### What is expected
Return every line of the data below that includes the string "this".
** Begin Data for processing **
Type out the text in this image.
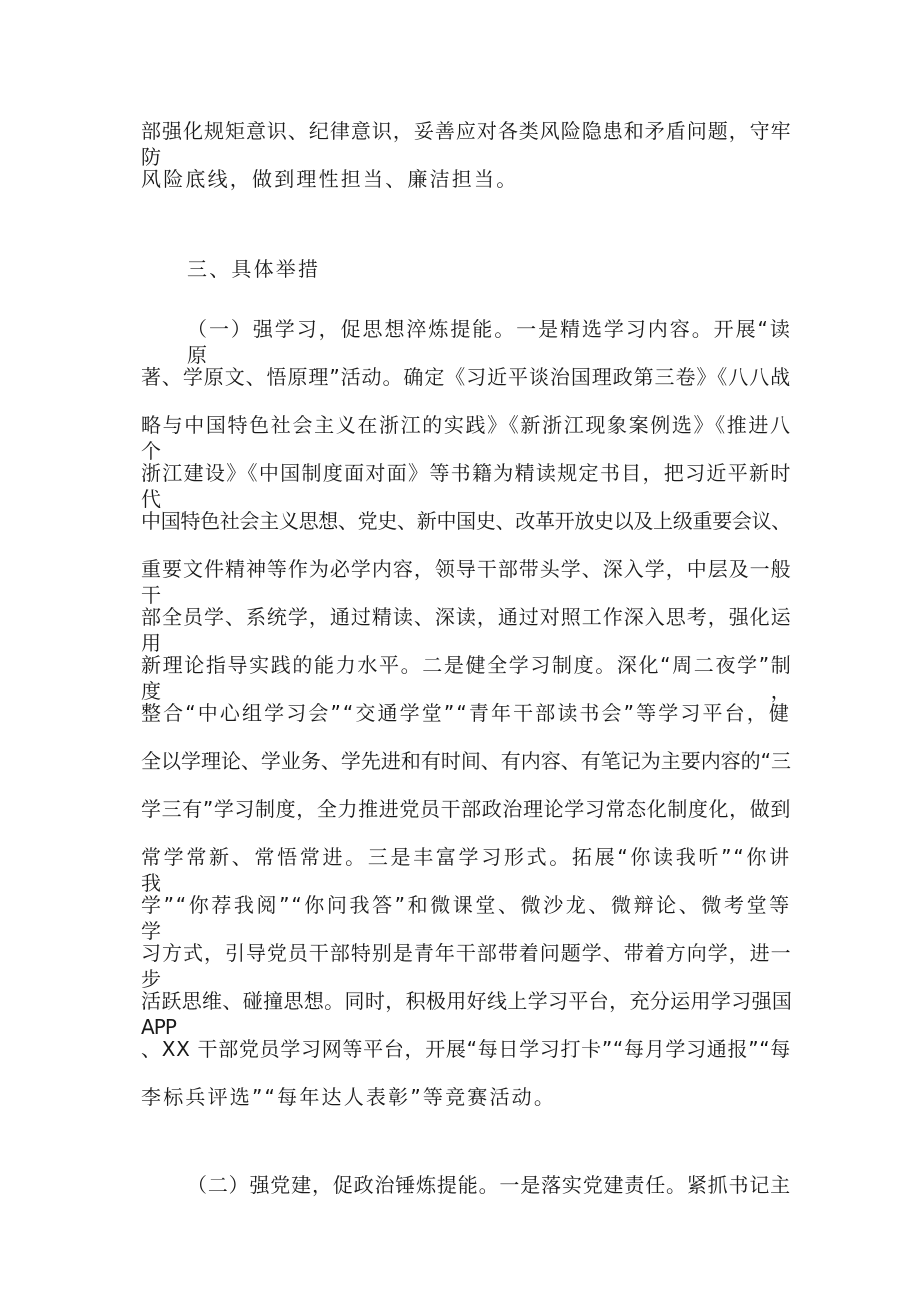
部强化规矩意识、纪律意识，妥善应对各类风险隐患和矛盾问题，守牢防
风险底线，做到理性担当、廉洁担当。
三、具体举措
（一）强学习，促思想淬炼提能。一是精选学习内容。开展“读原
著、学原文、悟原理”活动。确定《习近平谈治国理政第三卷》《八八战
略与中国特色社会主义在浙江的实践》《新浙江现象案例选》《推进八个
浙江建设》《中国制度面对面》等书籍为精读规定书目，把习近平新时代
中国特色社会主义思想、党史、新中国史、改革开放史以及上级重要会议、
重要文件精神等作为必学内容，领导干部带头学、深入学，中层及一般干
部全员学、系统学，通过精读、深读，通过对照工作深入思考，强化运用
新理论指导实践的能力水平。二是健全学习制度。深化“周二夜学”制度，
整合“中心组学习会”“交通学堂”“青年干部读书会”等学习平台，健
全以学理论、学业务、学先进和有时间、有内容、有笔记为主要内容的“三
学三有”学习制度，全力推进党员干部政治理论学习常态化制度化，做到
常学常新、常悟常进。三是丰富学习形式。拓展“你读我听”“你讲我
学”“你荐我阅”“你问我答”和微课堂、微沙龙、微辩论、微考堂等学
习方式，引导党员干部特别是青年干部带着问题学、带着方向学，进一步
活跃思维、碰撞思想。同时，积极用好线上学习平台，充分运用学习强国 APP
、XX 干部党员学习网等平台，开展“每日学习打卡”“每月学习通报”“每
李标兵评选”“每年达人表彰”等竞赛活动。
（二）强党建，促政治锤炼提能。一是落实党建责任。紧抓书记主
** End Data for processing **
** Begin Data for processing **
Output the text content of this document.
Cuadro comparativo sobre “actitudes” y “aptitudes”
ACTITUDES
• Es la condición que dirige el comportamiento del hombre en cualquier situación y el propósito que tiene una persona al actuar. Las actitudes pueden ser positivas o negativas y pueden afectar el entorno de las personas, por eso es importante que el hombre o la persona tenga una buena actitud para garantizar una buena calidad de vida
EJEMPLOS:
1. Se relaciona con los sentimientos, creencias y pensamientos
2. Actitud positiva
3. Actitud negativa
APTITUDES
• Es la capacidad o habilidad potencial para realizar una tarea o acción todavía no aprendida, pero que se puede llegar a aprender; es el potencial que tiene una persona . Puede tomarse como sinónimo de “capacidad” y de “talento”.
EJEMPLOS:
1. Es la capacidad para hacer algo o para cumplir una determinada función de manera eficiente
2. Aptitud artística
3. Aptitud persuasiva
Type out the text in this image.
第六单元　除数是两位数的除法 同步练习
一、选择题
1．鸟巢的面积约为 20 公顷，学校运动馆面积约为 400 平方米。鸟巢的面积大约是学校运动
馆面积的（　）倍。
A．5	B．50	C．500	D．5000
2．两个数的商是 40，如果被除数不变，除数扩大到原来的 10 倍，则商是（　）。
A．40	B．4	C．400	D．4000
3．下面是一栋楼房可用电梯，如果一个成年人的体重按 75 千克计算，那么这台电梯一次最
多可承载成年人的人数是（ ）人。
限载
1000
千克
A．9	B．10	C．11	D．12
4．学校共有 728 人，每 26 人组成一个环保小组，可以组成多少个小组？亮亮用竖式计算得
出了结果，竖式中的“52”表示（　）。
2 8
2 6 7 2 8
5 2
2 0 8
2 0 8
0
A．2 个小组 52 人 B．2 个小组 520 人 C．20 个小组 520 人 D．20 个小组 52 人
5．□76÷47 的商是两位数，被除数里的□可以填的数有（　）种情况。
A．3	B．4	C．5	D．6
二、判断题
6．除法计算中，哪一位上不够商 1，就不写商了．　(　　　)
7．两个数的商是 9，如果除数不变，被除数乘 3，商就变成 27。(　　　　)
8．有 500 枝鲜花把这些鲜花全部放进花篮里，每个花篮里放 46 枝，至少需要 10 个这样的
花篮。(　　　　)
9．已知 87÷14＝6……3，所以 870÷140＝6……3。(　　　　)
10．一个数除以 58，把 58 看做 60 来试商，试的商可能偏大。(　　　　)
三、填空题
** End Data for processing **
** Begin Data for processing **
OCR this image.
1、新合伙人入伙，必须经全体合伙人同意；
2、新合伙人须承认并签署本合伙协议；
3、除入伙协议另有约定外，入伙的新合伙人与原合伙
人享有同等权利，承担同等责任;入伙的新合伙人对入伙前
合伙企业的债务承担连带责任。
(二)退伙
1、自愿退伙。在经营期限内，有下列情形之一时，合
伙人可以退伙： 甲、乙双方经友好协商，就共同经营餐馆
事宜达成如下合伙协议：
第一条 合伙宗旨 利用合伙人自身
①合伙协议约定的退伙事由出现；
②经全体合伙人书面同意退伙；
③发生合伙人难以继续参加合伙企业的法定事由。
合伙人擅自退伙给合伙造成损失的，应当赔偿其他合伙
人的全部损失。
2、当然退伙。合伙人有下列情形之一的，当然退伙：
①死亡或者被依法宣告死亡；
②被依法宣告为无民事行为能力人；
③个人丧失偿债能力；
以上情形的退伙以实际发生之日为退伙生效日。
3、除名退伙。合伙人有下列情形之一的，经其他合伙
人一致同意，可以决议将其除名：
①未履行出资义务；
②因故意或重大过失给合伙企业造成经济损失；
** End Data for processing **
### Reply to the exercise
Type out the text in this image.
Output the text content of this document.
Type out the text in this image.
OCR this image.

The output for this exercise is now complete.